[START]

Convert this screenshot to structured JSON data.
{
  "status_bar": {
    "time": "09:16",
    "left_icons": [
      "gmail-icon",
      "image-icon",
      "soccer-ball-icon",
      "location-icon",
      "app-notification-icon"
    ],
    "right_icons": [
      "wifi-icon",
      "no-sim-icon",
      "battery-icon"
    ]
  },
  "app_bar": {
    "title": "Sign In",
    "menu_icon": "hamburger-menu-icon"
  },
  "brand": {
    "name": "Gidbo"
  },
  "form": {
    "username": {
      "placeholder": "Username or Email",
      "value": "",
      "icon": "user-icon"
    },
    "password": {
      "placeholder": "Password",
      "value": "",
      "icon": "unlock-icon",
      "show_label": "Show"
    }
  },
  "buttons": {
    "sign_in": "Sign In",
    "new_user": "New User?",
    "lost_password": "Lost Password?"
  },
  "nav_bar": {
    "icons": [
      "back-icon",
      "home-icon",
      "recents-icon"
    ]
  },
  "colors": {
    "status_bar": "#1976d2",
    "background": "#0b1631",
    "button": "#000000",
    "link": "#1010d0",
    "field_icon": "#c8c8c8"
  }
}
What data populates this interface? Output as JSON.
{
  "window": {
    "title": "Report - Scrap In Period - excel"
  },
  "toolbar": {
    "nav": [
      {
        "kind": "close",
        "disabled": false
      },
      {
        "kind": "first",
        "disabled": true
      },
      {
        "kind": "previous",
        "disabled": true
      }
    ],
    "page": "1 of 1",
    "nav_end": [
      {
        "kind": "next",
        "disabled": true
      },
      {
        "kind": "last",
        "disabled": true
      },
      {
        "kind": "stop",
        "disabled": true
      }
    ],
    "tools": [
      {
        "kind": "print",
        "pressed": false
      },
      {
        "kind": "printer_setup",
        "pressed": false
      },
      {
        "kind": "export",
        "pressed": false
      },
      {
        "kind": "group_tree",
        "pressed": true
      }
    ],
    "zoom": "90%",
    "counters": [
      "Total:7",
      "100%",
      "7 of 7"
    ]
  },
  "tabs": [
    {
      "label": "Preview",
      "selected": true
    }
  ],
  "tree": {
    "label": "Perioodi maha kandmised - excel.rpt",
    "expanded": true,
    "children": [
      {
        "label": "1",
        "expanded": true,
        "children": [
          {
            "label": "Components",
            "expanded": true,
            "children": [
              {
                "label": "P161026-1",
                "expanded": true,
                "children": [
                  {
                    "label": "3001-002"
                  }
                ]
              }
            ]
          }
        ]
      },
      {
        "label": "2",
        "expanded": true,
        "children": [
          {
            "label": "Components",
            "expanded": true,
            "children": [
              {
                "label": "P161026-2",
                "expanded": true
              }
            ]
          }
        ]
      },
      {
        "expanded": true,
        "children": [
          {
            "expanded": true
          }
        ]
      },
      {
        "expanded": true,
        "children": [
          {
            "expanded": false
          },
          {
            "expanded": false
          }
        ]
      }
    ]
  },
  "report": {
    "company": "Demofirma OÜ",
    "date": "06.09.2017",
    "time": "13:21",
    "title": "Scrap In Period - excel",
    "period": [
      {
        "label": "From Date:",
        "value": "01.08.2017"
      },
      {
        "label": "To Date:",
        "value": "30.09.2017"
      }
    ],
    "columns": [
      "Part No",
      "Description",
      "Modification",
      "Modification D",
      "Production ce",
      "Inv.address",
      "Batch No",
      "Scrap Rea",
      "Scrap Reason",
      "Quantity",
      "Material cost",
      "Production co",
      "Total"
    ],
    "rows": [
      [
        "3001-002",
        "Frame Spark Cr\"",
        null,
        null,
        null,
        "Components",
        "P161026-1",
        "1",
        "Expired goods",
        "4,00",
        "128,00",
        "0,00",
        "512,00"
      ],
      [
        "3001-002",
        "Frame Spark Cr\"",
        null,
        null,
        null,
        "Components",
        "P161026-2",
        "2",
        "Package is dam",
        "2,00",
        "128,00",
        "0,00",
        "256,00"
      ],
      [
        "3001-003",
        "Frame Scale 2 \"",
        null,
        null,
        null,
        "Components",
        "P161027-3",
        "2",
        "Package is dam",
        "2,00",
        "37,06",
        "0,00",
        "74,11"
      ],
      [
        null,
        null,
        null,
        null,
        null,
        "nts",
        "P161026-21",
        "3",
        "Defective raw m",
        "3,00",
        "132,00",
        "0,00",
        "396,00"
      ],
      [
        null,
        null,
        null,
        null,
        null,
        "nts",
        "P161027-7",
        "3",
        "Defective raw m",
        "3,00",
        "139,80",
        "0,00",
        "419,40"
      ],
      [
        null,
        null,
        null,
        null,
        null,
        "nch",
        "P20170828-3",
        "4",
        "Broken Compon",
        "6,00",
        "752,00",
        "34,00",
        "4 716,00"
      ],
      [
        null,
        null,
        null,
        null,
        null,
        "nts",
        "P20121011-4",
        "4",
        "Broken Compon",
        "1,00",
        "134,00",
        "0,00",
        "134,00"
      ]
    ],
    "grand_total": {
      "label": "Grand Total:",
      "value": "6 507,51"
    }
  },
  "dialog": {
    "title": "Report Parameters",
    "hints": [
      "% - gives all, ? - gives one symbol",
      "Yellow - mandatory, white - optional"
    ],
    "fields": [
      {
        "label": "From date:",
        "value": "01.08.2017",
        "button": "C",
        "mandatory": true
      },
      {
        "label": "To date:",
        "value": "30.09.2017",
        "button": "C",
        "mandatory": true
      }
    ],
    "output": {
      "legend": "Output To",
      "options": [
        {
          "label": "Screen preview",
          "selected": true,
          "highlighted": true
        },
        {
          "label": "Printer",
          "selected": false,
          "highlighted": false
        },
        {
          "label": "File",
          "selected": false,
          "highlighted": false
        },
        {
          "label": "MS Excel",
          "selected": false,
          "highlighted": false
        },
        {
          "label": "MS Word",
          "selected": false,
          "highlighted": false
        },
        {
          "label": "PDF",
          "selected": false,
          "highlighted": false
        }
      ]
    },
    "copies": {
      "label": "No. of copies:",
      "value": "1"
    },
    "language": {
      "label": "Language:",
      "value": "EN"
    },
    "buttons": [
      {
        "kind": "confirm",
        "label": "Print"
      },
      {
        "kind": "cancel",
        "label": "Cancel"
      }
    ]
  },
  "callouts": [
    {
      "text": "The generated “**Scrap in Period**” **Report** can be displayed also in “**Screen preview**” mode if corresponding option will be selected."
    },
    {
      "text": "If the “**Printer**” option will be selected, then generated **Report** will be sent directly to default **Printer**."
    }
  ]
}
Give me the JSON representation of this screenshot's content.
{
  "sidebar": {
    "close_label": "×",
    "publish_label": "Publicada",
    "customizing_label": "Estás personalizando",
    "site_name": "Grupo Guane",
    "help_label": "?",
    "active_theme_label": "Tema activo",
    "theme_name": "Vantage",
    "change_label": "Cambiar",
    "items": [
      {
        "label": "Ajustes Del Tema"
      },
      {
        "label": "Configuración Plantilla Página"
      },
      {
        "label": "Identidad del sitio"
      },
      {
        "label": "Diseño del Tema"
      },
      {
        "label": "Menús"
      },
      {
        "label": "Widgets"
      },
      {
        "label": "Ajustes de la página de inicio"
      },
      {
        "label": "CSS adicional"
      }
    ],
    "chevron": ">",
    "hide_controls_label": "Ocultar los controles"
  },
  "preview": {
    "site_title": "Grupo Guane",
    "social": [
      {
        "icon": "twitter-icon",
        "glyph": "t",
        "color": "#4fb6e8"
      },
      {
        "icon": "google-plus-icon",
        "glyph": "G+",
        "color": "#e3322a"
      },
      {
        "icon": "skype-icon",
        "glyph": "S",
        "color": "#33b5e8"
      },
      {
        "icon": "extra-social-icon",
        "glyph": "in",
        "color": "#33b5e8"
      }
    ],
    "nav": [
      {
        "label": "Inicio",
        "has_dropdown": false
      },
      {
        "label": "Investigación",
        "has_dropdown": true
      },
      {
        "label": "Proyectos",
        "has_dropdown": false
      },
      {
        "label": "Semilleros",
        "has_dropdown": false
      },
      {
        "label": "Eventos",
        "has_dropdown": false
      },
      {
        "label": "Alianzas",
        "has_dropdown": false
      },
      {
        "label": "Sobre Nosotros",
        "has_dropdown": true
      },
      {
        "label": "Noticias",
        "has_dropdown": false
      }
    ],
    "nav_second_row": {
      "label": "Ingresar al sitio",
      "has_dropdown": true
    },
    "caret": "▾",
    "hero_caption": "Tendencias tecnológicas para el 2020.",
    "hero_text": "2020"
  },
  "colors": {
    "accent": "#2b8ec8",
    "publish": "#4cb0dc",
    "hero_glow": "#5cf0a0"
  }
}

[END]

Of the lines in the material, how many include "Tema"? Respond with the number alone.

3